● To be done: Return only the number of lines that hold "ffffff".

● Data for the task:
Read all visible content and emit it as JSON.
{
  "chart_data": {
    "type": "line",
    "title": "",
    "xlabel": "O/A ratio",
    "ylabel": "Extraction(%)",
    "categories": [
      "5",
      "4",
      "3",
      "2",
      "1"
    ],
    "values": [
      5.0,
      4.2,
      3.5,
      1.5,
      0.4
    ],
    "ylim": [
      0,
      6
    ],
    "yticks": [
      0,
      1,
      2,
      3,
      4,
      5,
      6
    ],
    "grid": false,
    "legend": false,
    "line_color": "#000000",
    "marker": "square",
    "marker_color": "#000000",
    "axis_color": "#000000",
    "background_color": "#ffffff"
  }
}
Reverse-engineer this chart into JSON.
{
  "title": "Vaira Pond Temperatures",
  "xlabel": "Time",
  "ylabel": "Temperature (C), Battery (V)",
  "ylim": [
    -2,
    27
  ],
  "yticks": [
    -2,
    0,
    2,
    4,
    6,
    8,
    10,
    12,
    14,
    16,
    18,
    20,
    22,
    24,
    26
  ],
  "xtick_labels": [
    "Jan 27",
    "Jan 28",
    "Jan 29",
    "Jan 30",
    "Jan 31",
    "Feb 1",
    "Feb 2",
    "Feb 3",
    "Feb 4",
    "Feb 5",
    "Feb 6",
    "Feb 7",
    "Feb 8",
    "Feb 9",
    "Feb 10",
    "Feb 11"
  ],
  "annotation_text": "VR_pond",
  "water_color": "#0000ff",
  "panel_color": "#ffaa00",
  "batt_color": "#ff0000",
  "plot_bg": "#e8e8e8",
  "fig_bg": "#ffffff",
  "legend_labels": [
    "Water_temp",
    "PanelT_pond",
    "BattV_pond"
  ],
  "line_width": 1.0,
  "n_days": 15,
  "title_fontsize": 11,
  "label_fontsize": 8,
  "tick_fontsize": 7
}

● Answer for the task: 2